* **ОТРЫВОК**:
-*-*-

Но эта больная, конечно, выглядит много старше своих лет. Всего за один минувший год она прожила, казалось, целую жизнь. Совершенно изменилась. Кто-то, жаловалась, все время преследует ее. Под этим всевидящим взглядом она все подряд забывает, прячет подручные предметы и не находит их. Выполнить простую работу по дому — для нее проблема. Она теряется на каждом шагу, будто куда-то проваливается. Наконец муж решается отвести свою бестолковую жену в дом умалишенных.
Теперь рядом с Августой Детер сидит доктор и добросовестно протоколирует беседу.
После долгого замешательства:
— Августа.
— Августа.
Пациентка медлит, наконец настороженно отвечает:
— Я думаю… Августа.
— Да, моего мужа.
— За Августой.
Вопросы и ответы перемежаются, будто художник штрихами рисует портрет. Только эти тона особые. Белое, туманное, на белом. Или черное, непроглядное, на черном.
Когда после обеда, за которым подавали свинину и белокочанную капусту, ее спросили о том, что она ела, ответ был: «Шпинат». Впрочем, показанные ей предметы — карандаш, портмоне, ключ — она узнала. Хоть что-то осязаемое было в этом чудовищно странном для нее мире.
Больная не понимала, где находится. Не ориентировалась во времени. Ее собственная жизнь для нее, что чужая. Она мало что помнила из нее. Говорила о себе, словно подсматривала за кем-то в замочную скважину.
День за днем доктор будет описывать свою пациентку. «Сидит в кровати с растерянным выражением лица» (запись от 26 ноября 1901 года).
«Часто по многу часов подряд она кричит своим отвратительным голосом. Ее способность замечать что-либо вокруг нарушена особенно сильно. Если показывать ей предметы, то она обычно называет их правильно, но сразу вслед за тем снова все забывает. Когда она читает, то перескакивает с одной строки на другую, читает по складам, делая бессмысленные ударения. Когда разговаривает, то и дело наступают тягостные паузы; еще она использует парафразы, например, вместо того, чтобы сказать: «Чашка», говорит: «Молоко в нее наливают». Назначение отдельных предметов, похоже, ей теперь уже непонятно».
Будто сигналы, переданные нерадивым телеграфистом, подгулявшим с утра, долетают обрывки произнесенных ею фраз. Их трудно сплести в что-либо связное. Доктор фиксирует их, как патологоанатом — следы разложения. Его вопрос в очередной раз — как акробат на трапеции, не подхваченный партнером под куполом цирка, — разбивается, пропадает, не поддержанный ответом.
Она недоверчиво смотрит на человека напротив. Внезапно боится его. Или начинает плакать. Или не хочет видеть. Ее настроения меняются так же быстро, как мчатся всадники по пустынной дороге. Резко осаживают коней. Разворачиваются. Бесцельно несутся назад — из дали в даль, из пустоты в пустоту. «Небо пошло на тряпки».

-*-*-

* **ИЗВЛЕЧЁННЫЕ ДАННЫЕ**:
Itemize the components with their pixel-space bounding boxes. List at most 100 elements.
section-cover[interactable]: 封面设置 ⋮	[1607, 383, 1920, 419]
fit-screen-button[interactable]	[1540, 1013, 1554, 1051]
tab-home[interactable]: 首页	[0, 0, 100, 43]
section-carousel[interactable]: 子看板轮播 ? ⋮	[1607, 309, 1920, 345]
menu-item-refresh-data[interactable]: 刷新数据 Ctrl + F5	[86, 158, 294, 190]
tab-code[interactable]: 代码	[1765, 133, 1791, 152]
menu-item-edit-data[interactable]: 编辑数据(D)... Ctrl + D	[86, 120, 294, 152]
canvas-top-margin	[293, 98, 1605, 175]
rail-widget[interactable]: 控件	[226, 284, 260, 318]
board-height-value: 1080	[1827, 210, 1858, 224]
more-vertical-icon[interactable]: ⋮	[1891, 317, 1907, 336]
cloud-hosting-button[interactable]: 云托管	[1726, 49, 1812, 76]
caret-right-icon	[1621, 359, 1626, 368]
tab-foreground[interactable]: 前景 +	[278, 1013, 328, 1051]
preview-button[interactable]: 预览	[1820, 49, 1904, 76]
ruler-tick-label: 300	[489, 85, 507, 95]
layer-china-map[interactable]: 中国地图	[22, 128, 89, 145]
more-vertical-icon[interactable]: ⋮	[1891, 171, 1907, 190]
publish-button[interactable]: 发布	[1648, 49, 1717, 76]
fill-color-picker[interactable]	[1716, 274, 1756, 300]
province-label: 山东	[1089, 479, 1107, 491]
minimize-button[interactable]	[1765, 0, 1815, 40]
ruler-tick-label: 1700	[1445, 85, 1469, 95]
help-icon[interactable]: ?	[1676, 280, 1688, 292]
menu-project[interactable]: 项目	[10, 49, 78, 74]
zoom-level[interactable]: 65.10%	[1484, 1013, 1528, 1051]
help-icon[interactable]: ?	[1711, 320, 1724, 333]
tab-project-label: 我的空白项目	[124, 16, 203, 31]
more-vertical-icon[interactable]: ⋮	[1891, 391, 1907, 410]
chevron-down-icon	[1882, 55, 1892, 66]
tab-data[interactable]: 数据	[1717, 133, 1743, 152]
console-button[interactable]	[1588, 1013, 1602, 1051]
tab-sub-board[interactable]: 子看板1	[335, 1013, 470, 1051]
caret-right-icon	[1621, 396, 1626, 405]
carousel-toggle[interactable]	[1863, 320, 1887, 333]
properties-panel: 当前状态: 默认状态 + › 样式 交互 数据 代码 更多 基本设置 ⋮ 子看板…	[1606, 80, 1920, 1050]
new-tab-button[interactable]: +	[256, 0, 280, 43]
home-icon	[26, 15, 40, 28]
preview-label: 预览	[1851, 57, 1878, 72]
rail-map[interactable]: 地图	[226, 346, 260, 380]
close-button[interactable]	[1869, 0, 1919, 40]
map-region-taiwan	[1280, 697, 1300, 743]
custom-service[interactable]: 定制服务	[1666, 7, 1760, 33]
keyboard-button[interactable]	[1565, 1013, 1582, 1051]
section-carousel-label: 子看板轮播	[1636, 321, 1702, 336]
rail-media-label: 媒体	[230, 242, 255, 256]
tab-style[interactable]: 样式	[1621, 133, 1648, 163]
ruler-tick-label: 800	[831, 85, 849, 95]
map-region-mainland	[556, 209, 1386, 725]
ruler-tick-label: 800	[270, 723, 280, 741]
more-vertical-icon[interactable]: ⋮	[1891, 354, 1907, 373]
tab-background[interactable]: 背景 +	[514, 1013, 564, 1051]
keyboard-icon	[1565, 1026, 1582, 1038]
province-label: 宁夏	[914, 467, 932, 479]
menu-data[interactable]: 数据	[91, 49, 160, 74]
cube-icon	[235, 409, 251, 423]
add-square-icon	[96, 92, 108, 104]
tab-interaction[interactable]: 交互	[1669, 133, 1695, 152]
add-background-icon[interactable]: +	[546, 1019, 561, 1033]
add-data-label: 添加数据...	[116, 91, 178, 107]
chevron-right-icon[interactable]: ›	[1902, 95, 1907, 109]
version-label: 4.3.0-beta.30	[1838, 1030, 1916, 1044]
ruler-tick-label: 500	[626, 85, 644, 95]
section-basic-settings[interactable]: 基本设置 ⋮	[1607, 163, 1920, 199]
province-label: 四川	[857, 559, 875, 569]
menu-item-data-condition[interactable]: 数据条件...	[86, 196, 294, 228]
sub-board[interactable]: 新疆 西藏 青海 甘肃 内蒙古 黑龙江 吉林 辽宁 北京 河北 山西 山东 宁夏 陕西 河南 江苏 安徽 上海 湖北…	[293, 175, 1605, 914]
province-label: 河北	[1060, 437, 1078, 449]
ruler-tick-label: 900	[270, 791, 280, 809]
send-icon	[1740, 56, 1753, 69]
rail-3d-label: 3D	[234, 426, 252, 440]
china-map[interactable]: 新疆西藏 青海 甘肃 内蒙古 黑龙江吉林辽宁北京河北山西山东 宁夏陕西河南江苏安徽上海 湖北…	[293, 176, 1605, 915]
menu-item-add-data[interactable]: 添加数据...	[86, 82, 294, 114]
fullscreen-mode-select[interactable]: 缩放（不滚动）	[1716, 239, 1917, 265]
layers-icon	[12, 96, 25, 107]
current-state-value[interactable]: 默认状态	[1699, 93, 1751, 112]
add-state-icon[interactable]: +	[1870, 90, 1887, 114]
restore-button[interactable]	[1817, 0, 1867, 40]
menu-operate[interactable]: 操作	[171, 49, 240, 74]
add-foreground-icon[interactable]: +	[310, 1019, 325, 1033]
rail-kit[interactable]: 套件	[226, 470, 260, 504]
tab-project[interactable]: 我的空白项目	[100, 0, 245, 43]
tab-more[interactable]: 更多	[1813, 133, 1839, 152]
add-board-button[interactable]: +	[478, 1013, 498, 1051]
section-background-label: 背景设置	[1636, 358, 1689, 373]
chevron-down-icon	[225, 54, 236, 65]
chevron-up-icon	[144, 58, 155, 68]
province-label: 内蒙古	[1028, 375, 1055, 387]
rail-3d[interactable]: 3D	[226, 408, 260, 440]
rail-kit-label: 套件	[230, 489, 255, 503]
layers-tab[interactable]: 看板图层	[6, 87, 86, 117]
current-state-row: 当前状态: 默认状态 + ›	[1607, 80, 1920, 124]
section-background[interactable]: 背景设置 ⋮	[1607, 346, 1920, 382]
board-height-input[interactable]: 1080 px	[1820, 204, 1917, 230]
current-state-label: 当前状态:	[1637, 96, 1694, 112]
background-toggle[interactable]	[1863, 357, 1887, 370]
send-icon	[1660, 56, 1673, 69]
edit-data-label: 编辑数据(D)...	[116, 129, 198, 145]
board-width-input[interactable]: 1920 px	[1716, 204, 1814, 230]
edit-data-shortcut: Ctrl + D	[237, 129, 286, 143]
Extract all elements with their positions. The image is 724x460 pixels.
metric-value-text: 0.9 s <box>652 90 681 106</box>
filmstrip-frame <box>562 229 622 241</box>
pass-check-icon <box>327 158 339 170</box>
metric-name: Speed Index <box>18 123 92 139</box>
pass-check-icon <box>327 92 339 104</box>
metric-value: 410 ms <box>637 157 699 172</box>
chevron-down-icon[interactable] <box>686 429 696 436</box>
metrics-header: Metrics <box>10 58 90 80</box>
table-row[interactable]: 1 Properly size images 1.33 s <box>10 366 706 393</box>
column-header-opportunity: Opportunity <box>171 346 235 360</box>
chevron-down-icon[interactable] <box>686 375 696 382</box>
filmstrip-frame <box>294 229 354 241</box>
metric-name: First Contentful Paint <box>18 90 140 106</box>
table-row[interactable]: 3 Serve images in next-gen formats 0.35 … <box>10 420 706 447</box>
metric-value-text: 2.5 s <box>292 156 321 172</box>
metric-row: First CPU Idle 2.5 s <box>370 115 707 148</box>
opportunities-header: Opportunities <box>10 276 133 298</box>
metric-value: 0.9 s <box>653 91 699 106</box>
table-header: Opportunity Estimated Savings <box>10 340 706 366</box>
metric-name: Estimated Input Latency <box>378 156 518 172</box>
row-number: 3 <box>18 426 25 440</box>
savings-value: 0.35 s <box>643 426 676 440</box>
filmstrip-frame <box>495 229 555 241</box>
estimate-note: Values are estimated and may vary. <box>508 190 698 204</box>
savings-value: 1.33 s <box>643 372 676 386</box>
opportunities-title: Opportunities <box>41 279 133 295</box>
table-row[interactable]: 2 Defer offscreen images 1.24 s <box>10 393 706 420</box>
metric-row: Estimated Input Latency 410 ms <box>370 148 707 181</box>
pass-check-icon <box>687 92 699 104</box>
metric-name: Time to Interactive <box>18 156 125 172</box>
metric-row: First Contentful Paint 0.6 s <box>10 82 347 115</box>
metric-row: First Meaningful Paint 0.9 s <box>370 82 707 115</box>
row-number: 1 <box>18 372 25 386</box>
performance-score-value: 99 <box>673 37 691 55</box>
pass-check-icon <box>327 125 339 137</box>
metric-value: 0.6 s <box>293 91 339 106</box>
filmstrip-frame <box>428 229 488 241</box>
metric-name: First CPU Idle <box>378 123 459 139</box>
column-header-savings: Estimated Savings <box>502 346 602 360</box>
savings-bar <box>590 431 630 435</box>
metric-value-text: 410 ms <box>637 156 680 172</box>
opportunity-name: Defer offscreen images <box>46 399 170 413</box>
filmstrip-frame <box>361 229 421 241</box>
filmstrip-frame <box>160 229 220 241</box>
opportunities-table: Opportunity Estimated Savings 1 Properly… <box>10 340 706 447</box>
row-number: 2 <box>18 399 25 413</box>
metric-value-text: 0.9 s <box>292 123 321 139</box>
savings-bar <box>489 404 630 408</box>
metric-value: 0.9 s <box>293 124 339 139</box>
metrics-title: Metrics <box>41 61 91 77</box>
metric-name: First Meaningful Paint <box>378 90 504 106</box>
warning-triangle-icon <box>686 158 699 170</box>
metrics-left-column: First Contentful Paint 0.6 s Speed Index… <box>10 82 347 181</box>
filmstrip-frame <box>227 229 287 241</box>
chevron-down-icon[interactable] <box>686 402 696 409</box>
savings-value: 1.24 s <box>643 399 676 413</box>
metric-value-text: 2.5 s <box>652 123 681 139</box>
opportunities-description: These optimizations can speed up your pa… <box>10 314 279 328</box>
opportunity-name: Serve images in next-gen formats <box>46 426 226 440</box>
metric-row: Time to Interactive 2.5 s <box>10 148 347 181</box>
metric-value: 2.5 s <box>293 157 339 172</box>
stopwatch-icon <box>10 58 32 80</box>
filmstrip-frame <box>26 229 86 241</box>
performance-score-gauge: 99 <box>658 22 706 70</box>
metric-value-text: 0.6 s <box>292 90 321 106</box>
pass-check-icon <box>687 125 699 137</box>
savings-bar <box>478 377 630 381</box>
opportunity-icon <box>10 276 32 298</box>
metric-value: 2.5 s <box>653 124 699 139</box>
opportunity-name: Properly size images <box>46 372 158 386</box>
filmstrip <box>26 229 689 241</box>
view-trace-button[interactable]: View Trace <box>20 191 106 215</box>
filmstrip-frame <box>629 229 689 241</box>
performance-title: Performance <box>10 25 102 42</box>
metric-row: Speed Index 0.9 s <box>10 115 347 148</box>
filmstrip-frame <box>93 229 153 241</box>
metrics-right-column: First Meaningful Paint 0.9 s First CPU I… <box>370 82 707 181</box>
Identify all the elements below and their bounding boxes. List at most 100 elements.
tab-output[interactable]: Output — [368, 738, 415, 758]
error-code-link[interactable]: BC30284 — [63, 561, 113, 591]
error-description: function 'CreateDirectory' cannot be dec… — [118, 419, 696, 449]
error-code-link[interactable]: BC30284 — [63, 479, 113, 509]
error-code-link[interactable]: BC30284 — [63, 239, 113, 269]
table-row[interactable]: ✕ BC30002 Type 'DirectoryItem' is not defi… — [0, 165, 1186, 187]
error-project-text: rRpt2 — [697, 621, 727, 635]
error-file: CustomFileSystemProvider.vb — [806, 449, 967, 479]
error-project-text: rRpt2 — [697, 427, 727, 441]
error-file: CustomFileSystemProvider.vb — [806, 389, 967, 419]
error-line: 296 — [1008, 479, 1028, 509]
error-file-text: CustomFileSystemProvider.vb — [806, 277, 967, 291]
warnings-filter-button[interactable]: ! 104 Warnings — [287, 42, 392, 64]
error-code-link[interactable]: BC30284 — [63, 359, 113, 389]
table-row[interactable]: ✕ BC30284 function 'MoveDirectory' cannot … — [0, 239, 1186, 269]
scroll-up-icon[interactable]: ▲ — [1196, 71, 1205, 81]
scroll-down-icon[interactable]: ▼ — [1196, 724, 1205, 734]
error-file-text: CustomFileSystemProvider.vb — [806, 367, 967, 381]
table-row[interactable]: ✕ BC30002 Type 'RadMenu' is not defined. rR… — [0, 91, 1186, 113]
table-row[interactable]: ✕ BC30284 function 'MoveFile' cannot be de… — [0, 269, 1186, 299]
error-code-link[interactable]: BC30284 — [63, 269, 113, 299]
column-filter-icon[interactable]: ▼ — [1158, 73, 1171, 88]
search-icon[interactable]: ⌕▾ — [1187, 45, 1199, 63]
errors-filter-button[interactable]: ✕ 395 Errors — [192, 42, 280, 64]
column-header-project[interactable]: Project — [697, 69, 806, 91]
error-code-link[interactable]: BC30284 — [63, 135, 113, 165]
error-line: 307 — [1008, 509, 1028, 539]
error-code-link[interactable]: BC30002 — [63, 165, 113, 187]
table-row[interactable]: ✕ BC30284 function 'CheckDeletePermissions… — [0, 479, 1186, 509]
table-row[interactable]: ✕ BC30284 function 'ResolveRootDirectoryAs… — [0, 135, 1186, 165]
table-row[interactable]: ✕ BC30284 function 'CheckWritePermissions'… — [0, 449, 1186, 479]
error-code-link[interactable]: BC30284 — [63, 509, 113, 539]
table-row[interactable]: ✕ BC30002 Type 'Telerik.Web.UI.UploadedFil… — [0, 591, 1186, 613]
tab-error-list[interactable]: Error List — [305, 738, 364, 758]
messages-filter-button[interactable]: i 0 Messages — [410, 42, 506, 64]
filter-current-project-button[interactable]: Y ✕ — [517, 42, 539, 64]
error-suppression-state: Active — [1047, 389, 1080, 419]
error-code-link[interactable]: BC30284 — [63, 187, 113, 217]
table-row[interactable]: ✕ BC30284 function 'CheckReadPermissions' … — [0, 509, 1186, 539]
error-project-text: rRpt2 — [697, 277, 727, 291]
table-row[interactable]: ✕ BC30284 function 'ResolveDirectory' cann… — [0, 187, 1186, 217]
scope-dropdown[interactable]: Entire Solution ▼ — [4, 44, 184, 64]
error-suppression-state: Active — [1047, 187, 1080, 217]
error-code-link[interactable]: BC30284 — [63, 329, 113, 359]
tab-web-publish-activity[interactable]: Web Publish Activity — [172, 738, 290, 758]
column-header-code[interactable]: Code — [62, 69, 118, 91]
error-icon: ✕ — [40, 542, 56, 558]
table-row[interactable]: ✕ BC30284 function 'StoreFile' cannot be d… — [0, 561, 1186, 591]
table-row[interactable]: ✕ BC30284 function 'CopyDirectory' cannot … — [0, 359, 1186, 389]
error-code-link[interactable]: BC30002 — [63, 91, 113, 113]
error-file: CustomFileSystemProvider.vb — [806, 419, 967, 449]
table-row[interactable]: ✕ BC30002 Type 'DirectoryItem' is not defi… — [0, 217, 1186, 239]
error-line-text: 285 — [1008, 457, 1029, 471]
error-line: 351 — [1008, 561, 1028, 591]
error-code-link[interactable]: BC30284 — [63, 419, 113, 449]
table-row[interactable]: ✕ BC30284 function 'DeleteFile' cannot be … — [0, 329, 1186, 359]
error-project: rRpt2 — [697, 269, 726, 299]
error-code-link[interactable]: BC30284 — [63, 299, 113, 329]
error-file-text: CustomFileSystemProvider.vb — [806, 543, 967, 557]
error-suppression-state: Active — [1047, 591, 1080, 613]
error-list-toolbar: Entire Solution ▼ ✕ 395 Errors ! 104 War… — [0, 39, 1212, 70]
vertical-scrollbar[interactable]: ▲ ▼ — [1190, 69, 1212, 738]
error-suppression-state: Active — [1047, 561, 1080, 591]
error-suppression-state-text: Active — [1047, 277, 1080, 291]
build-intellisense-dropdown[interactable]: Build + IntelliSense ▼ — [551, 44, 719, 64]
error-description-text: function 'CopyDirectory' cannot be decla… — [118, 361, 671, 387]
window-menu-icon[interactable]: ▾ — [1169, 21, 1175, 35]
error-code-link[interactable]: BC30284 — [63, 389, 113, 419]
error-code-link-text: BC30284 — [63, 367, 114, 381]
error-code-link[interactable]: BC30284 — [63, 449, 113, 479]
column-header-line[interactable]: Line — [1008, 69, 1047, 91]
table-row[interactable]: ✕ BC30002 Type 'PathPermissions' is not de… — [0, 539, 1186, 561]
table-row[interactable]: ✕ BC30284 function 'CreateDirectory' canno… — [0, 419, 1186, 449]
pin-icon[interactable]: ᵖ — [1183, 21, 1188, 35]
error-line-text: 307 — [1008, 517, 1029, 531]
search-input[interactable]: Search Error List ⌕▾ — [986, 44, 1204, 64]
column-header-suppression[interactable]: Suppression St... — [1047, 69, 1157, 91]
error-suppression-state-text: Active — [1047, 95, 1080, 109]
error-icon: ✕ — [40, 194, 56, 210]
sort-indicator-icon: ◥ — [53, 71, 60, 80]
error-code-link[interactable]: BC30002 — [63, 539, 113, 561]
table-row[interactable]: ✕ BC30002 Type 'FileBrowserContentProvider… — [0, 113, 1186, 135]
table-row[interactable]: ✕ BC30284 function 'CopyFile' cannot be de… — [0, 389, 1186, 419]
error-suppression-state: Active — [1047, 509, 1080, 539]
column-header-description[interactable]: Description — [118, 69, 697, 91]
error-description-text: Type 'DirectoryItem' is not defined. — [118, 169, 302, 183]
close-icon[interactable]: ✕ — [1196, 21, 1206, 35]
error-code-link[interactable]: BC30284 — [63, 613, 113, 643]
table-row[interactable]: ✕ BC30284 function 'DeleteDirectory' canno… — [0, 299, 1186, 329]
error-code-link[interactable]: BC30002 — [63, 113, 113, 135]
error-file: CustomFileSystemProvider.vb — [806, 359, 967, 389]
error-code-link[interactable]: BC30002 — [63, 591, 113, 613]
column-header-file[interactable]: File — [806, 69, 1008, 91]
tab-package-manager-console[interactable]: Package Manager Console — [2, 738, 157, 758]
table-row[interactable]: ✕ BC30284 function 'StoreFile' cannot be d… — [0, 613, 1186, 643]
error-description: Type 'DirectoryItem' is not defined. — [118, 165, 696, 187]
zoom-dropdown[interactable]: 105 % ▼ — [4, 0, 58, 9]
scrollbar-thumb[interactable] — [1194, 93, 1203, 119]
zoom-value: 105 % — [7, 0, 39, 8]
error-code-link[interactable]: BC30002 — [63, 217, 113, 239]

-*-*-

* **ЦЕЛЬ ЗАДАНИЯ**: Воспроизведите часть отрывка: начните со слов «Теперь рядом с» и остановитесь после слов «в замочную скважину.». По ходу замените «белокочанную капусту» на «квашеную капусту». Данные — это отдельный материал, с отрывком они не связаны.

* **ПОЛУЧЕННЫЙ РЕЗУЛЬТАТ**:
Теперь рядом с Августой Детер сидит доктор и добросовестно протоколирует беседу.
После долгого замешательства:
— Августа.
— Августа.
Пациентка медлит, наконец настороженно отвечает:
— Я думаю… Августа.
— Да, моего мужа.
— За Августой.
Вопросы и ответы перемежаются, будто художник штрихами рисует портрет. Только эти тона особые. Белое, туманное, на белом. Или черное, непроглядное, на черном.
Когда после обеда, за которым подавали свинину и квашеную капусту, ее спросили о том, что она ела, ответ был: «Шпинат». Впрочем, показанные ей предметы — карандаш, портмоне, ключ — она узнала. Хоть что-то осязаемое было в этом чудовищно странном для нее мире.
Больная не понимала, где находится. Не ориентировалась во времени. Ее собственная жизнь для нее, что чужая. Она мало что помнила из нее. Говорила о себе, словно подсматривала за кем-то в замочную скважину.